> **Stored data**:
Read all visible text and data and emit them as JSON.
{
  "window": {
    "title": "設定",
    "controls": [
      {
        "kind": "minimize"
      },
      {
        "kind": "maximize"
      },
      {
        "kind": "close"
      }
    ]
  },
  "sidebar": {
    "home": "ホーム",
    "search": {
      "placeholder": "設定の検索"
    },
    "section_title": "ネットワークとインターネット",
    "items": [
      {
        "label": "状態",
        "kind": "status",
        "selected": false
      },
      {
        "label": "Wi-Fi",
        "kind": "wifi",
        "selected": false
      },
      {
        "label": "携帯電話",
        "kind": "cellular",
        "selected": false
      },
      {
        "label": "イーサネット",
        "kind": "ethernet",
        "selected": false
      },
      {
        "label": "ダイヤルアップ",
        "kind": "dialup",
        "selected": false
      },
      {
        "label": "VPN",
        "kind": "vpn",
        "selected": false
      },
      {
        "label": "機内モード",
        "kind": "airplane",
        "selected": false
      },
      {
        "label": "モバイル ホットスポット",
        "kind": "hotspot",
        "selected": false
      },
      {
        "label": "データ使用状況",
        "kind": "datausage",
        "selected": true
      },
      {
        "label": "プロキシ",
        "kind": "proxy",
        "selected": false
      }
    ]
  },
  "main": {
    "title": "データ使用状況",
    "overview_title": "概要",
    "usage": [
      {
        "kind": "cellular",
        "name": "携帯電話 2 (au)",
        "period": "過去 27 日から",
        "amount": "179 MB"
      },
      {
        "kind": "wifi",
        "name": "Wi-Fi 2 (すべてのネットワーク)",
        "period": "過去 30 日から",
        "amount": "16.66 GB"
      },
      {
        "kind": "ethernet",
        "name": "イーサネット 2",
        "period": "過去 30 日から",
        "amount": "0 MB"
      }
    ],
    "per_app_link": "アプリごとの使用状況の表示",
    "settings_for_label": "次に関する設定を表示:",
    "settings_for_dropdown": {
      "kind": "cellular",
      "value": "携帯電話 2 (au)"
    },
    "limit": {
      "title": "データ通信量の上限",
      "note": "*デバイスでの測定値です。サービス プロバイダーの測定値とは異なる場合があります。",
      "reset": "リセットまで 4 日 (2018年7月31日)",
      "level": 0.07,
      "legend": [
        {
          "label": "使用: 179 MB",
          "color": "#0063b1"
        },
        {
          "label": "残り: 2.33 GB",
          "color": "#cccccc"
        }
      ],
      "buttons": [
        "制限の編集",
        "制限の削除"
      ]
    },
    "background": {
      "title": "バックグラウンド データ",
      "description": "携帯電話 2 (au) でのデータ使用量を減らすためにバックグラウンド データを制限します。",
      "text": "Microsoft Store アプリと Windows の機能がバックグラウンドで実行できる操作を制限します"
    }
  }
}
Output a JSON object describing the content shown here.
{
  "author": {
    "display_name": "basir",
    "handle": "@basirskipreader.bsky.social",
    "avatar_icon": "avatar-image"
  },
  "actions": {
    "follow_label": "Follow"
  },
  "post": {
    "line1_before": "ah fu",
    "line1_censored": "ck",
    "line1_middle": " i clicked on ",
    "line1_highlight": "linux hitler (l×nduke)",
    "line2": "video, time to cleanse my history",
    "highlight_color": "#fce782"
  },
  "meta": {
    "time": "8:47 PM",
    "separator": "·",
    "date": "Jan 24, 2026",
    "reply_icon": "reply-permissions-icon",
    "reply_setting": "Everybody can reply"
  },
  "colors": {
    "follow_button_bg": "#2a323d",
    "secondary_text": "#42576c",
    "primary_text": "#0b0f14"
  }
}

> **WHAT THE TASK ASKS**: Without changing a word, restate the whole listing.

> **FINAL RESULT**:
Read all visible text and data and emit them as JSON.
{
  "window": {
    "title": "設定",
    "controls": [
      {
        "kind": "minimize"
      },
      {
        "kind": "maximize"
      },
      {
        "kind": "close"
      }
    ]
  },
  "sidebar": {
    "home": "ホーム",
    "search": {
      "placeholder": "設定の検索"
    },
    "section_title": "ネットワークとインターネット",
    "items": [
      {
        "label": "状態",
        "kind": "status",
        "selected": false
      },
      {
        "label": "Wi-Fi",
        "kind": "wifi",
        "selected": false
      },
      {
        "label": "携帯電話",
        "kind": "cellular",
        "selected": false
      },
      {
        "label": "イーサネット",
        "kind": "ethernet",
        "selected": false
      },
      {
        "label": "ダイヤルアップ",
        "kind": "dialup",
        "selected": false
      },
      {
        "label": "VPN",
        "kind": "vpn",
        "selected": false
      },
      {
        "label": "機内モード",
        "kind": "airplane",
        "selected": false
      },
      {
        "label": "モバイル ホットスポット",
        "kind": "hotspot",
        "selected": false
      },
      {
        "label": "データ使用状況",
        "kind": "datausage",
        "selected": true
      },
      {
        "label": "プロキシ",
        "kind": "proxy",
        "selected": false
      }
    ]
  },
  "main": {
    "title": "データ使用状況",
    "overview_title": "概要",
    "usage": [
      {
        "kind": "cellular",
        "name": "携帯電話 2 (au)",
        "period": "過去 27 日から",
        "amount": "179 MB"
      },
      {
        "kind": "wifi",
        "name": "Wi-Fi 2 (すべてのネットワーク)",
        "period": "過去 30 日から",
        "amount": "16.66 GB"
      },
      {
        "kind": "ethernet",
        "name": "イーサネット 2",
        "period": "過去 30 日から",
        "amount": "0 MB"
      }
    ],
    "per_app_link": "アプリごとの使用状況の表示",
    "settings_for_label": "次に関する設定を表示:",
    "settings_for_dropdown": {
      "kind": "cellular",
      "value": "携帯電話 2 (au)"
    },
    "limit": {
      "title": "データ通信量の上限",
      "note": "*デバイスでの測定値です。サービス プロバイダーの測定値とは異なる場合があります。",
      "reset": "リセットまで 4 日 (2018年7月31日)",
      "level": 0.07,
      "legend": [
        {
          "label": "使用: 179 MB",
          "color": "#0063b1"
        },
        {
          "label": "残り: 2.33 GB",
          "color": "#cccccc"
        }
      ],
      "buttons": [
        "制限の編集",
        "制限の削除"
      ]
    },
    "background": {
      "title": "バックグラウンド データ",
      "description": "携帯電話 2 (au) でのデータ使用量を減らすためにバックグラウンド データを制限します。",
      "text": "Microsoft Store アプリと Windows の機能がバックグラウンドで実行できる操作を制限します"
    }
  }
}
Output a JSON object describing the content shown here.
{
  "author": {
    "display_name": "basir",
    "handle": "@basirskipreader.bsky.social",
    "avatar_icon": "avatar-image"
  },
  "actions": {
    "follow_label": "Follow"
  },
  "post": {
    "line1_before": "ah fu",
    "line1_censored": "ck",
    "line1_middle": " i clicked on ",
    "line1_highlight": "linux hitler (l×nduke)",
    "line2": "video, time to cleanse my history",
    "highlight_color": "#fce782"
  },
  "meta": {
    "time": "8:47 PM",
    "separator": "·",
    "date": "Jan 24, 2026",
    "reply_icon": "reply-permissions-icon",
    "reply_setting": "Everybody can reply"
  },
  "colors": {
    "follow_button_bg": "#2a323d",
    "secondary_text": "#42576c",
    "primary_text": "#0b0f14"
  }
}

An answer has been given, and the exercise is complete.